*What you have to do:* Using the data below, copy each line that includes the word "structured".
+===+
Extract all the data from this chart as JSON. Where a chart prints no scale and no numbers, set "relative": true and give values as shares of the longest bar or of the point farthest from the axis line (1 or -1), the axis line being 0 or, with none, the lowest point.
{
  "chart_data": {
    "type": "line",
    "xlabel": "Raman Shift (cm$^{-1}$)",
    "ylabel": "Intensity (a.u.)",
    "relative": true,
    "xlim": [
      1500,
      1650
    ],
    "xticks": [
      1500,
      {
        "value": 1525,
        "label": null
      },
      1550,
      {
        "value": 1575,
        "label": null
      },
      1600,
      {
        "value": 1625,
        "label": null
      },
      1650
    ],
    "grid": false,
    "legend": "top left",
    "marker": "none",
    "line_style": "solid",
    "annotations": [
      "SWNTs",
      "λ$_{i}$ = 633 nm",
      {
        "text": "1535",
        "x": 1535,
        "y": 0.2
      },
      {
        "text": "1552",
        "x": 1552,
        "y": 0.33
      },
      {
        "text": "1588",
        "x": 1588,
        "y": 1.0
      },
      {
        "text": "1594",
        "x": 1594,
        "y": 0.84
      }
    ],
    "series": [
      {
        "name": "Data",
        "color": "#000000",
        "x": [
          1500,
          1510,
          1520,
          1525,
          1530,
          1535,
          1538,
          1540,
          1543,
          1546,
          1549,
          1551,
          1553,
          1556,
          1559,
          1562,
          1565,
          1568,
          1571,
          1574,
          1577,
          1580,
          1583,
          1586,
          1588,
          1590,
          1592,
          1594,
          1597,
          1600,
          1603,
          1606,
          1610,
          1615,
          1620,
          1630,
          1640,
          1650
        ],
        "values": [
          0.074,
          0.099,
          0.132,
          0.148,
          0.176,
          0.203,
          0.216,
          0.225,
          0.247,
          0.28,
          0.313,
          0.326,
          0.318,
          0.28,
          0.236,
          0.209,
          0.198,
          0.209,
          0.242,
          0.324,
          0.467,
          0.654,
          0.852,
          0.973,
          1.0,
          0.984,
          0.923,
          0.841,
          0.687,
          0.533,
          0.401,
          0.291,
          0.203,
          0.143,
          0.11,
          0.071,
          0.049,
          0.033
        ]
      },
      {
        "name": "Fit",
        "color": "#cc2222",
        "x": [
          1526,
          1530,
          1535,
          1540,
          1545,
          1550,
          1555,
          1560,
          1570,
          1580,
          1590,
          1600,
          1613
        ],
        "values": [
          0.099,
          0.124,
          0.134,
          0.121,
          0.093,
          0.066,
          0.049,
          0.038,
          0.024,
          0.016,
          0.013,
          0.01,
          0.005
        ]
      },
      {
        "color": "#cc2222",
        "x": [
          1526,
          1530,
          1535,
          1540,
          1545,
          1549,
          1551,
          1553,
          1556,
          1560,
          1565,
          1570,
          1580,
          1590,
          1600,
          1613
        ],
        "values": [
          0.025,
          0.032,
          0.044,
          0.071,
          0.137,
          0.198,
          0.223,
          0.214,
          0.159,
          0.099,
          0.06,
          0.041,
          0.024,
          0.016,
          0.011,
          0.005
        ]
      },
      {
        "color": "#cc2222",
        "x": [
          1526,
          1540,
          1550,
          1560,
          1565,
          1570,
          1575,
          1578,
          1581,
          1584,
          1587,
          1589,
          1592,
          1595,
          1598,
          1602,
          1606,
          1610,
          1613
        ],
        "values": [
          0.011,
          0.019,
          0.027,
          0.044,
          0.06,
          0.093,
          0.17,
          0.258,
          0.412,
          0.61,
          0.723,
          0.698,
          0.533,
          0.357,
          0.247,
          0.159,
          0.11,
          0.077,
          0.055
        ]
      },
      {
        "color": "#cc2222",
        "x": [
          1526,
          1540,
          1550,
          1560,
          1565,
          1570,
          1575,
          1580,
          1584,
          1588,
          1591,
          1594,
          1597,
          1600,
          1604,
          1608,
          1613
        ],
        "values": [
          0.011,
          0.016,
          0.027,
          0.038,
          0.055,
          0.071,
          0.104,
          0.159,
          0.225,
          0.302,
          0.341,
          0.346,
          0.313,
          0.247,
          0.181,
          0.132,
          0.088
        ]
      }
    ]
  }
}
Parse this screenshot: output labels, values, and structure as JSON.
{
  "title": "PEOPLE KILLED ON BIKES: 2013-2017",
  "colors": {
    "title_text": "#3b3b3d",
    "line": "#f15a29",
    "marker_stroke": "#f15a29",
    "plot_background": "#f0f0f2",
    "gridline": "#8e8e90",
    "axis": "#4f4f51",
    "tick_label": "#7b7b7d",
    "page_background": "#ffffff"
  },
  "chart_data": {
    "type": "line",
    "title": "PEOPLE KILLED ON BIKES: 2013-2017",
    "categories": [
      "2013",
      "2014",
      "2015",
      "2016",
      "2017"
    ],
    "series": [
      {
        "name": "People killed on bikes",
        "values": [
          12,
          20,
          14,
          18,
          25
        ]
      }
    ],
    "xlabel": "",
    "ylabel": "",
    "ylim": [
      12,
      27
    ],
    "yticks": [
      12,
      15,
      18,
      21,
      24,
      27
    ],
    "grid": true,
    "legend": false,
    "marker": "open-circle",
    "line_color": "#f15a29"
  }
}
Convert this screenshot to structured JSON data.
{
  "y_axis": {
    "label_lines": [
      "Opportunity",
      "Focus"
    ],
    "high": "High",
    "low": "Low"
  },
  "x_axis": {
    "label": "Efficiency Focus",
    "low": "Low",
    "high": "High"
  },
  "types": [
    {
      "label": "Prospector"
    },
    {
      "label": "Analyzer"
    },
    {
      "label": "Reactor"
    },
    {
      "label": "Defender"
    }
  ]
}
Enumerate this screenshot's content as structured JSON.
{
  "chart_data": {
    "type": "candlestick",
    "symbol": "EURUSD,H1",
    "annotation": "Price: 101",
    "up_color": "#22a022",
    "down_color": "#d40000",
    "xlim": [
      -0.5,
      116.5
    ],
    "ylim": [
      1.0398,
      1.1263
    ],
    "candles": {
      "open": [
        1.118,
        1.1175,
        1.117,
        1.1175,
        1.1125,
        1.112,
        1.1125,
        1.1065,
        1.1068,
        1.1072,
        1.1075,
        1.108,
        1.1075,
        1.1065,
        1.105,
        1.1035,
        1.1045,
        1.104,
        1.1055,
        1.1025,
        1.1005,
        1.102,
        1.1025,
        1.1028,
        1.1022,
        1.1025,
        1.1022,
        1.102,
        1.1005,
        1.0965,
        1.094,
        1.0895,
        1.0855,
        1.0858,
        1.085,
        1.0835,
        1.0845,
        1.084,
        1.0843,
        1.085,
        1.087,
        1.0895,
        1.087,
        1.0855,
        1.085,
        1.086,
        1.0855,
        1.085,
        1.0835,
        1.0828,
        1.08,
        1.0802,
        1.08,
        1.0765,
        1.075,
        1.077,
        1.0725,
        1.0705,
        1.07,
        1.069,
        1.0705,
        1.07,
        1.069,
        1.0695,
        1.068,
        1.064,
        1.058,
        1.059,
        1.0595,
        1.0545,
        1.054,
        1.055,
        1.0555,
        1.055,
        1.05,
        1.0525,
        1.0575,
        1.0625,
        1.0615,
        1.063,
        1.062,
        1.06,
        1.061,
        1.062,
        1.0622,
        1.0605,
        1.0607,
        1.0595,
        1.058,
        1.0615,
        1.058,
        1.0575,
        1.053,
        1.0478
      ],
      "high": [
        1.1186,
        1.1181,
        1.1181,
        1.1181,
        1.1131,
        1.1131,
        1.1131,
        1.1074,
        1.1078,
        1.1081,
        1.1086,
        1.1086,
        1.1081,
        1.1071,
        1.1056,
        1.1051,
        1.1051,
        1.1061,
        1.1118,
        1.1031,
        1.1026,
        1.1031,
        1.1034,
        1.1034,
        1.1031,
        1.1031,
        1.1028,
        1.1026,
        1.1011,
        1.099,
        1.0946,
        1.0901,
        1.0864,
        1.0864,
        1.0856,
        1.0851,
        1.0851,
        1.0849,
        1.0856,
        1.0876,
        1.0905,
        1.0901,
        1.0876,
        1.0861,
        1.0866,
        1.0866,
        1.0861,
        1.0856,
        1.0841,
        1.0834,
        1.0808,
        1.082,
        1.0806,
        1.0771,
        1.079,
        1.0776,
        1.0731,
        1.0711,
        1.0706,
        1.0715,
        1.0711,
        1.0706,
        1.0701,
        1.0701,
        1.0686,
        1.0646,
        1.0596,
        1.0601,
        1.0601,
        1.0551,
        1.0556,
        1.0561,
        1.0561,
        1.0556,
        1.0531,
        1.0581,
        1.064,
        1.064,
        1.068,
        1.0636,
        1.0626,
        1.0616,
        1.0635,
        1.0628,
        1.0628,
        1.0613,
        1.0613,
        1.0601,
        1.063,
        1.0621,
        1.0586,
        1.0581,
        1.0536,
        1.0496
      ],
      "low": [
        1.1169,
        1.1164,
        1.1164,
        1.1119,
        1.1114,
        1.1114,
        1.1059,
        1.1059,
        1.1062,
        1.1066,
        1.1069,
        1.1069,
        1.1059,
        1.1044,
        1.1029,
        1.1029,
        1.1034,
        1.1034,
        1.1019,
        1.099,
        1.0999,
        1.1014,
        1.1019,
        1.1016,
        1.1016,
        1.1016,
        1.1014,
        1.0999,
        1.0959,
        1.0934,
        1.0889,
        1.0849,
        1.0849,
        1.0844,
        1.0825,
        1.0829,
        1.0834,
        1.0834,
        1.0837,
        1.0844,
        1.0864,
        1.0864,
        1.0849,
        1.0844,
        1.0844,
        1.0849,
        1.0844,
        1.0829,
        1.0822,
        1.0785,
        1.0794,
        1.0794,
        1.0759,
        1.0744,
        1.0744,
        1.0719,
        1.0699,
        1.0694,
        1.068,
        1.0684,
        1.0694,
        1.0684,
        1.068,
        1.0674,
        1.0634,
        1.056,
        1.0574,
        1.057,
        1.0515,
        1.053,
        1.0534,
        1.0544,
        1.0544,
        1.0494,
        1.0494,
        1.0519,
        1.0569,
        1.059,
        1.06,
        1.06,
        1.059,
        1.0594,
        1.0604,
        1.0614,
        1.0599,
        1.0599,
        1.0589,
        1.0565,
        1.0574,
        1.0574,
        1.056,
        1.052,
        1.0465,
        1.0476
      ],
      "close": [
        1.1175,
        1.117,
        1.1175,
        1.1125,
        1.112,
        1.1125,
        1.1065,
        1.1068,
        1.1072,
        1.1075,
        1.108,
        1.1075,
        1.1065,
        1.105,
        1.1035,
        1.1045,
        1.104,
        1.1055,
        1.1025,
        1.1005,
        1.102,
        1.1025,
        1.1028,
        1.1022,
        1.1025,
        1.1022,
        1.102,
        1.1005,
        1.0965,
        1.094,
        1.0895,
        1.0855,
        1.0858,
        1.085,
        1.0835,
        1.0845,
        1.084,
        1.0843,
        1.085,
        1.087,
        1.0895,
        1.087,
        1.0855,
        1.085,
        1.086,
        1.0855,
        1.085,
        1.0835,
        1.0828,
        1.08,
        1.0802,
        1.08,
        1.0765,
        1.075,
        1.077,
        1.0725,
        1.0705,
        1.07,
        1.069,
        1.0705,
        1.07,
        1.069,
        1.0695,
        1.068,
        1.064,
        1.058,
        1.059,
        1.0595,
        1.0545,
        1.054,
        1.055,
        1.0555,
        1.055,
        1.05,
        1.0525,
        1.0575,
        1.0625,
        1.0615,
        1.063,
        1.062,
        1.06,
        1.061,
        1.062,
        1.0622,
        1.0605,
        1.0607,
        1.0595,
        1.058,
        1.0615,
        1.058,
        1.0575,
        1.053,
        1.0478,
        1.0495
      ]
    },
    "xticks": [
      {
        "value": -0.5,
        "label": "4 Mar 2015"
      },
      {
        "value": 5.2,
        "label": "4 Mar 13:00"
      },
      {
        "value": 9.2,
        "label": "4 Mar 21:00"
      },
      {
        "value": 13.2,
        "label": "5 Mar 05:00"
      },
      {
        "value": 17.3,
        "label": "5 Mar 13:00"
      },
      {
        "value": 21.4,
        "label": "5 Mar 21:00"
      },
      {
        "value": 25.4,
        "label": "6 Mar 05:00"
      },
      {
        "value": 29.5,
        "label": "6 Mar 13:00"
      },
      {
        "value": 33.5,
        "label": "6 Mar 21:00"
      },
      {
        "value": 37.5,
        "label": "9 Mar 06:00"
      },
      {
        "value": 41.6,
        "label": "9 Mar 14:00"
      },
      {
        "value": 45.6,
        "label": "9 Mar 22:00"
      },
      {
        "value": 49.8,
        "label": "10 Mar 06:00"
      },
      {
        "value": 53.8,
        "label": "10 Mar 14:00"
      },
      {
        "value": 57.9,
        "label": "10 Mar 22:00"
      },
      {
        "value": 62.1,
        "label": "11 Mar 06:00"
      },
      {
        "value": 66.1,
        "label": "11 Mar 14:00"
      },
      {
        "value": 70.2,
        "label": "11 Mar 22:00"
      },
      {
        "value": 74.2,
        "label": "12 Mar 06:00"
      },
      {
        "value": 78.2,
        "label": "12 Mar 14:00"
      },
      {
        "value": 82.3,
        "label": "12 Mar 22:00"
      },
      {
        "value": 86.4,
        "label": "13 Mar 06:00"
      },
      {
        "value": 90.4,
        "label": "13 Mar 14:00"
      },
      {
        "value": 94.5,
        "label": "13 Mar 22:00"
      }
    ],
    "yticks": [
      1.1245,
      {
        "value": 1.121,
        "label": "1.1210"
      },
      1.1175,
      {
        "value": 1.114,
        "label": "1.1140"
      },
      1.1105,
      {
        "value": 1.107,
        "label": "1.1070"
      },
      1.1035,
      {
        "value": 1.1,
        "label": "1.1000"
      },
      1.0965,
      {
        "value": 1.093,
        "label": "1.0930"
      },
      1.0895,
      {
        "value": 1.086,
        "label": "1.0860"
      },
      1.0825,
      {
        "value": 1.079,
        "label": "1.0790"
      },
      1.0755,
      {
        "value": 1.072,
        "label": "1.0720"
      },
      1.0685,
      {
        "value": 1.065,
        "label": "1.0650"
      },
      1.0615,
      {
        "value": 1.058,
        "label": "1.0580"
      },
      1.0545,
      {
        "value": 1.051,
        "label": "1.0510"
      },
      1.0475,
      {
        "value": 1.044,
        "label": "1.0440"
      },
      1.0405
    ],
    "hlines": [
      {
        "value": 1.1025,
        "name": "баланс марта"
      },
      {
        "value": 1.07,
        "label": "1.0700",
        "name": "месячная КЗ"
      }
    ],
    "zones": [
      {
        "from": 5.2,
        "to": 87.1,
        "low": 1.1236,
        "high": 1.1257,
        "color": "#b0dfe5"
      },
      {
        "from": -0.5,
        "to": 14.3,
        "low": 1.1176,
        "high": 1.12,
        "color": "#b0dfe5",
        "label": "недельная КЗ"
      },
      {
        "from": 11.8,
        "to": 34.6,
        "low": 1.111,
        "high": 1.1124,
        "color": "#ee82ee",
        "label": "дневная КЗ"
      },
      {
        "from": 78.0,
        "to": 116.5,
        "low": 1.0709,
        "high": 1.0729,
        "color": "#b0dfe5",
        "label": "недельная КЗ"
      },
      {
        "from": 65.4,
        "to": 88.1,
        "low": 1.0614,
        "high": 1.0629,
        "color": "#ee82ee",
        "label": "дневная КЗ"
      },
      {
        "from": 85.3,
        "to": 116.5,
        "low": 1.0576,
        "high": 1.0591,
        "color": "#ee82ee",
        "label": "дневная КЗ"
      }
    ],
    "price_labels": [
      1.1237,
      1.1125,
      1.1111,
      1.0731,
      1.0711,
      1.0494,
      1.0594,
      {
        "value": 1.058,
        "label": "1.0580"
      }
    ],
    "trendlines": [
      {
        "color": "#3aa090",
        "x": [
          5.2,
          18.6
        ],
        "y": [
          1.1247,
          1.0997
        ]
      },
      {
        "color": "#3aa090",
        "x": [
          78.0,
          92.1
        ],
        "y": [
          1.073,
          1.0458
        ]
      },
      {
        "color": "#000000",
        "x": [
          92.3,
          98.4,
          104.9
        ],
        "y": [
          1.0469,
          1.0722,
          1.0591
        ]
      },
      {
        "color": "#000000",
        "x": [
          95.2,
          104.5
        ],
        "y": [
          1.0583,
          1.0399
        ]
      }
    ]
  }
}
+===+
*Problem solution:*
Convert this screenshot to structured JSON data.
Enumerate this screenshot's content as structured JSON.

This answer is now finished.